Items from a data source
● ● ●
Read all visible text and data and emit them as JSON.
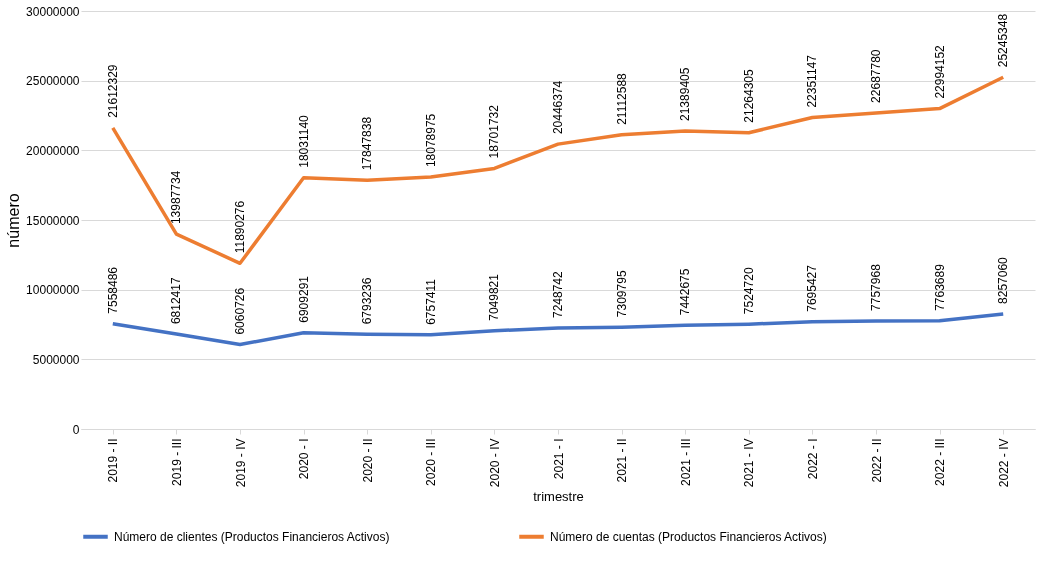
{
  "chart_data": {
    "type": "line",
    "xlabel": "trimestre",
    "ylabel": "número",
    "categories": [
      "2019 - II",
      "2019 - III",
      "2019 - IV",
      "2020 - I",
      "2020 - II",
      "2020 - III",
      "2020 - IV",
      "2021 - I",
      "2021 - II",
      "2021 - III",
      "2021 - IV",
      "2022 - I",
      "2022 - II",
      "2022 - III",
      "2022 - IV"
    ],
    "series": [
      {
        "name": "Número de clientes (Productos Financieros Activos)",
        "color": "#4472c4",
        "values": [
          7558486,
          6812417,
          6060726,
          6909291,
          6793236,
          6757411,
          7049821,
          7248742,
          7309795,
          7442675,
          7524720,
          7695427,
          7757968,
          7763689,
          8257060
        ]
      },
      {
        "name": "Número de cuentas (Productos Financieros Activos)",
        "color": "#ed7d31",
        "values": [
          21612329,
          13987734,
          11890276,
          18031140,
          17847838,
          18078975,
          18701732,
          20446374,
          21112588,
          21389405,
          21264305,
          22351147,
          22687780,
          22994152,
          25245348
        ]
      }
    ],
    "ylim": [
      0,
      30000000
    ],
    "yticks": [
      0,
      5000000,
      10000000,
      15000000,
      20000000,
      25000000,
      30000000
    ],
    "grid": "y",
    "legend": "bottom",
    "data_labels": true,
    "marker": "none",
    "line_style": "solid"
  }
}
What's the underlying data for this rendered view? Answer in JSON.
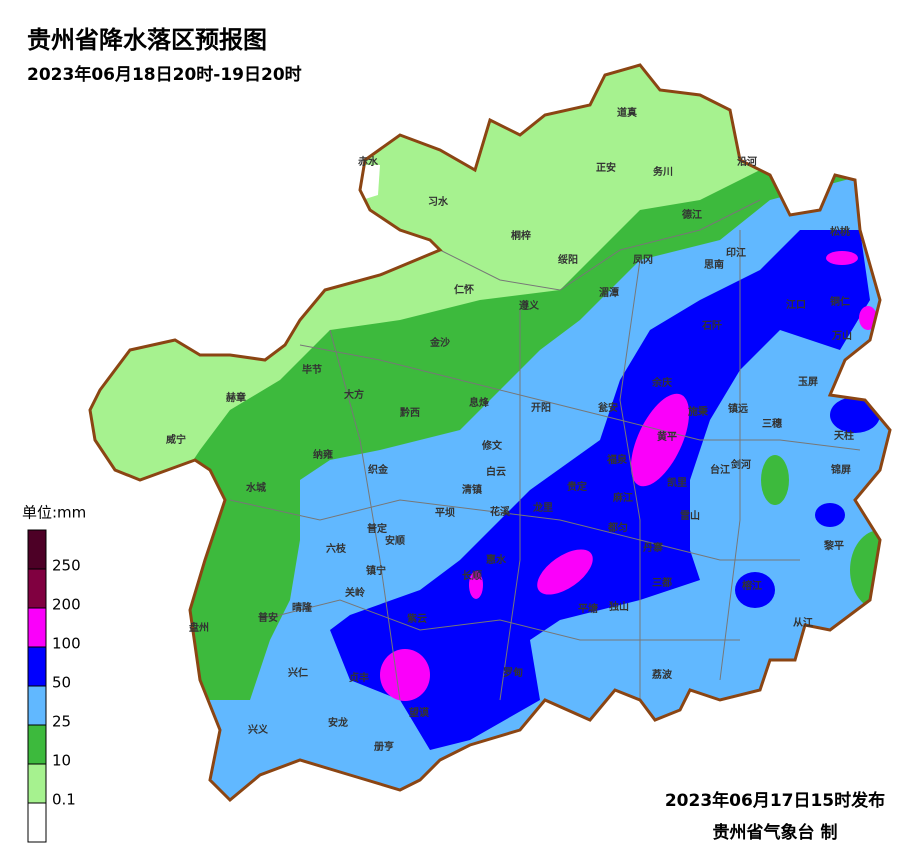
{
  "header": {
    "title": "贵州省降水落区预报图",
    "subtitle": "2023年06月18日20时-19日20时"
  },
  "legend": {
    "title": "单位:mm",
    "levels": [
      0.1,
      10,
      25,
      50,
      100,
      200,
      250
    ],
    "colors": [
      "#ffffff",
      "#a6f28f",
      "#3dba3d",
      "#61b8ff",
      "#0000fe",
      "#fa00fa",
      "#800040",
      "#4d0026"
    ]
  },
  "counties": [
    "赤水",
    "习水",
    "道真",
    "正安",
    "务川",
    "沿河",
    "桐梓",
    "绥阳",
    "德江",
    "印江",
    "思南",
    "凤冈",
    "松桃",
    "仁怀",
    "遵义",
    "湄潭",
    "江口",
    "铜仁",
    "石阡",
    "万山",
    "金沙",
    "毕节",
    "大方",
    "余庆",
    "玉屏",
    "黔西",
    "息烽",
    "开阳",
    "瓮安",
    "施秉",
    "镇远",
    "赫章",
    "三穗",
    "天柱",
    "黄平",
    "威宁",
    "纳雍",
    "修文",
    "福泉",
    "台江",
    "剑河",
    "锦屏",
    "织金",
    "白云",
    "清镇",
    "贵定",
    "凯里",
    "麻江",
    "雷山",
    "水城",
    "龙里",
    "花溪",
    "平坝",
    "黎平",
    "普定",
    "安顺",
    "都匀",
    "丹寨",
    "六枝",
    "长顺",
    "惠水",
    "镇宁",
    "关岭",
    "榕江",
    "三都",
    "平塘",
    "独山",
    "晴隆",
    "紫云",
    "从江",
    "盘州",
    "普安",
    "兴仁",
    "贞丰",
    "罗甸",
    "荔波",
    "望谟",
    "兴义",
    "安龙",
    "册亨"
  ],
  "footer": {
    "issued": "2023年06月17日15时发布",
    "agency": "贵州省气象台 制"
  }
}
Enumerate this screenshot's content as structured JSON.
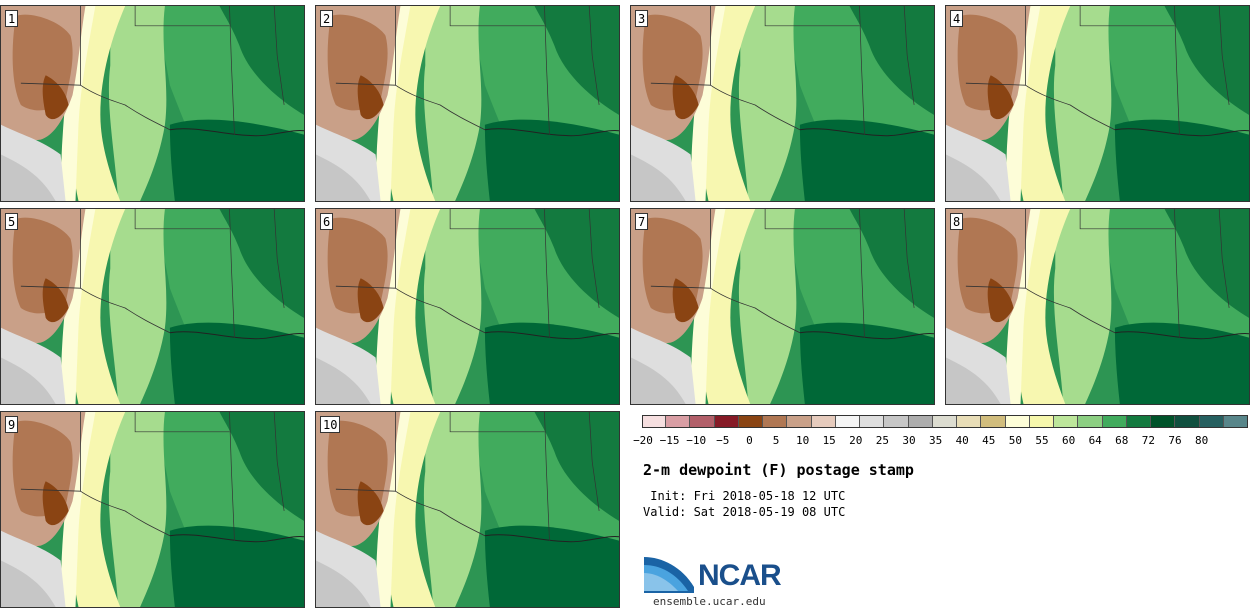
{
  "panels": [
    {
      "label": "1"
    },
    {
      "label": "2"
    },
    {
      "label": "3"
    },
    {
      "label": "4"
    },
    {
      "label": "5"
    },
    {
      "label": "6"
    },
    {
      "label": "7"
    },
    {
      "label": "8"
    },
    {
      "label": "9"
    },
    {
      "label": "10"
    }
  ],
  "colorbar": {
    "ticks": [
      "−20",
      "−15",
      "−10",
      "−5",
      "0",
      "5",
      "10",
      "15",
      "20",
      "25",
      "30",
      "35",
      "40",
      "45",
      "50",
      "55",
      "60",
      "64",
      "68",
      "72",
      "76",
      "80"
    ],
    "colors": [
      "#f6dfe0",
      "#d99ea4",
      "#b25f69",
      "#861a26",
      "#8a4413",
      "#b07753",
      "#c9a088",
      "#e6cbbd",
      "#f5f5f5",
      "#dedede",
      "#c6c6c6",
      "#adadad",
      "#dcdcd0",
      "#e8ddb7",
      "#d1bd7d",
      "#fefed8",
      "#f6f7ac",
      "#bde69b",
      "#8ccf82",
      "#41ab5d",
      "#137a3f",
      "#00532a",
      "#10503f",
      "#266060",
      "#58868a"
    ]
  },
  "title": "2-m dewpoint (F) postage stamp",
  "init": " Init: Fri 2018-05-18 12 UTC",
  "valid": "Valid: Sat 2018-05-19 08 UTC",
  "logo": {
    "text": "NCAR",
    "url": "ensemble.ucar.edu"
  }
}
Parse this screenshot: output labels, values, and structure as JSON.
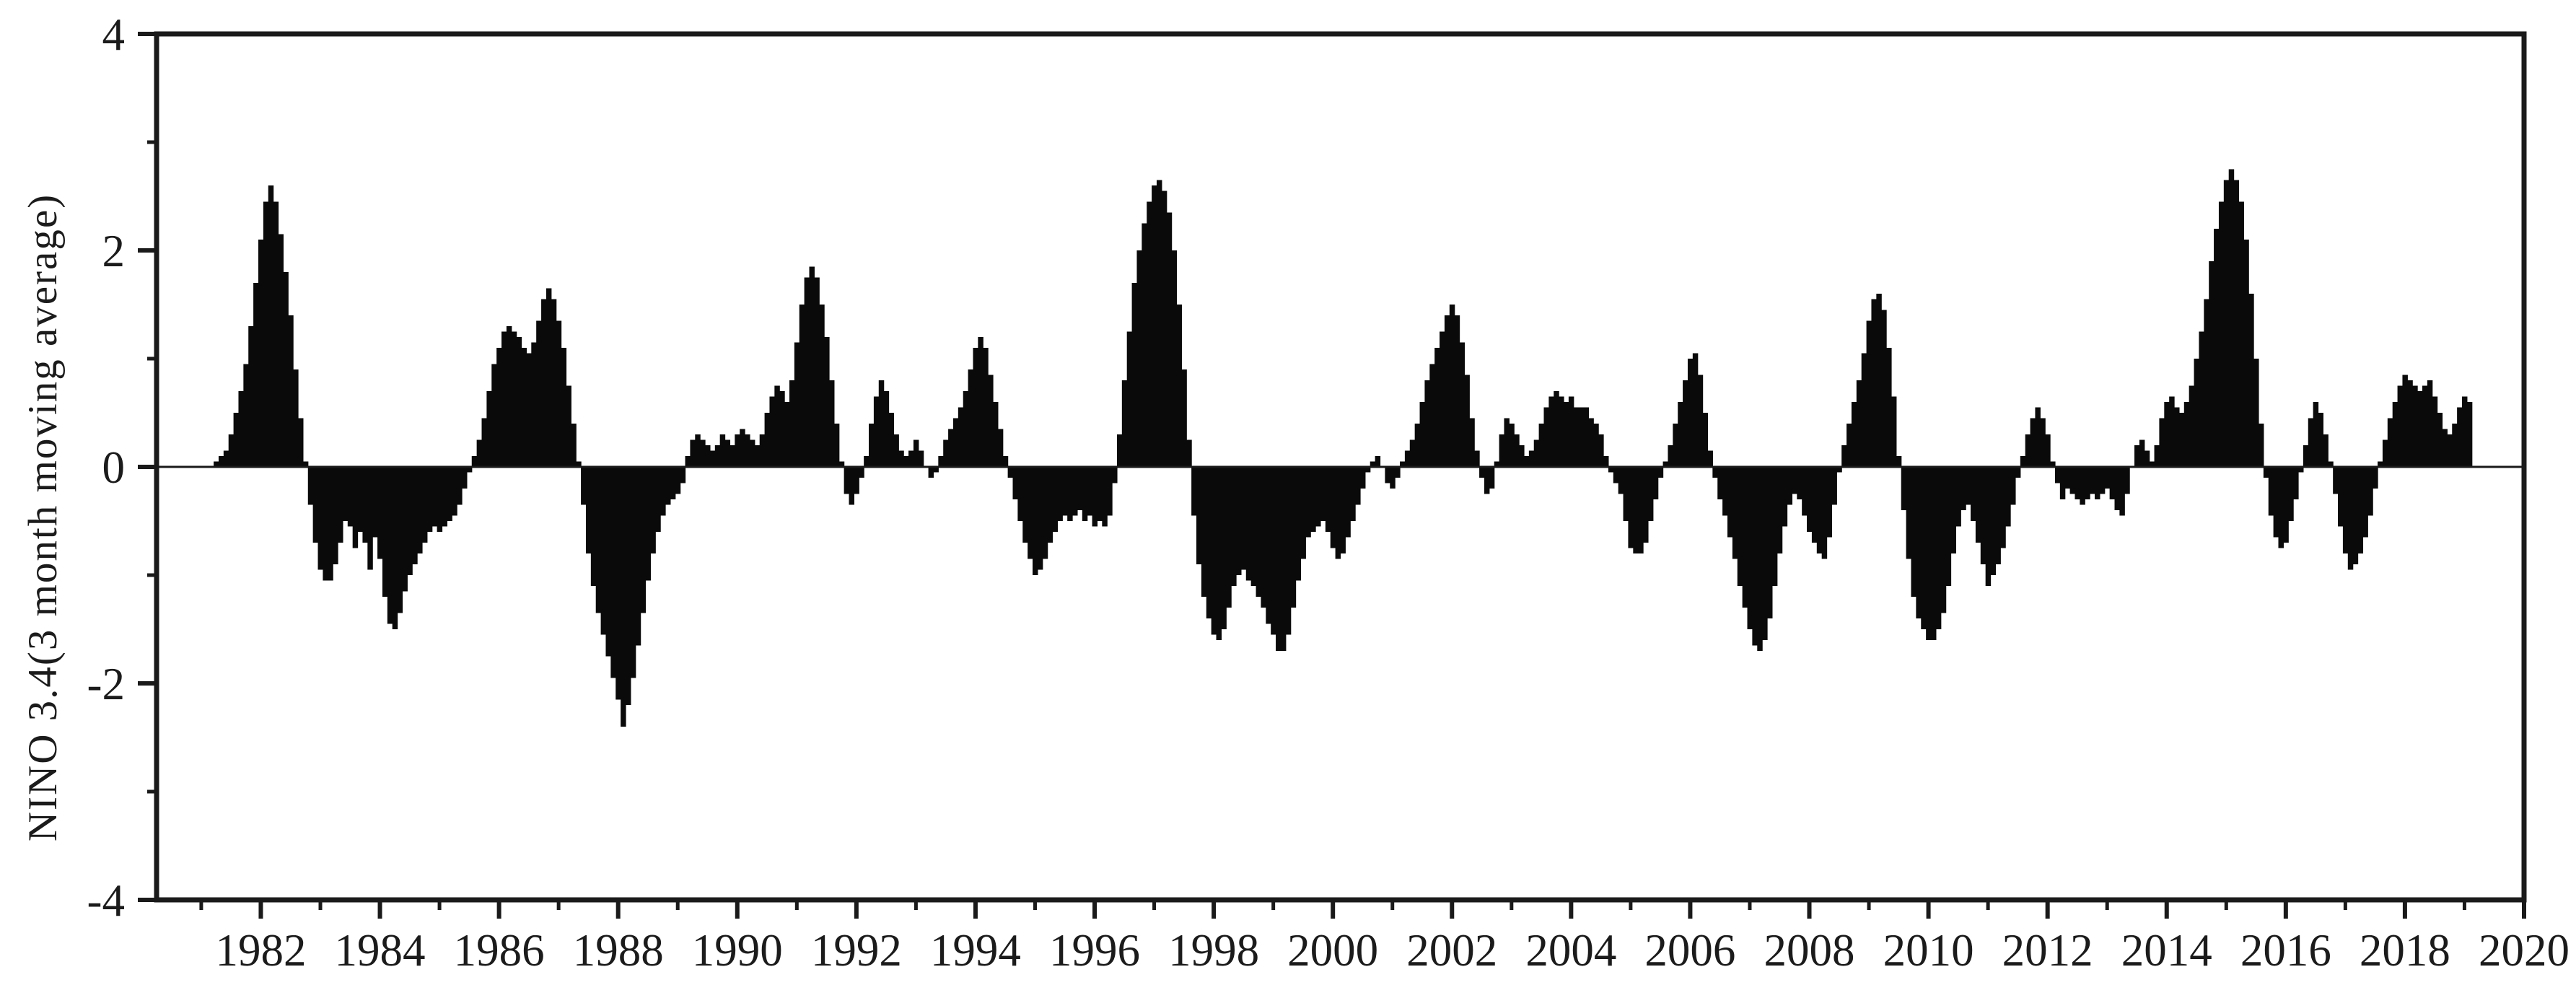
● ● ●
→ **Problem details**:
Where a line of the data holds "name", show that line.

→ **Correct output**:
        "name": "Número de clientes (Productos Financieros Activos)",
        "name": "Número de cuentas (Productos Financieros Activos)",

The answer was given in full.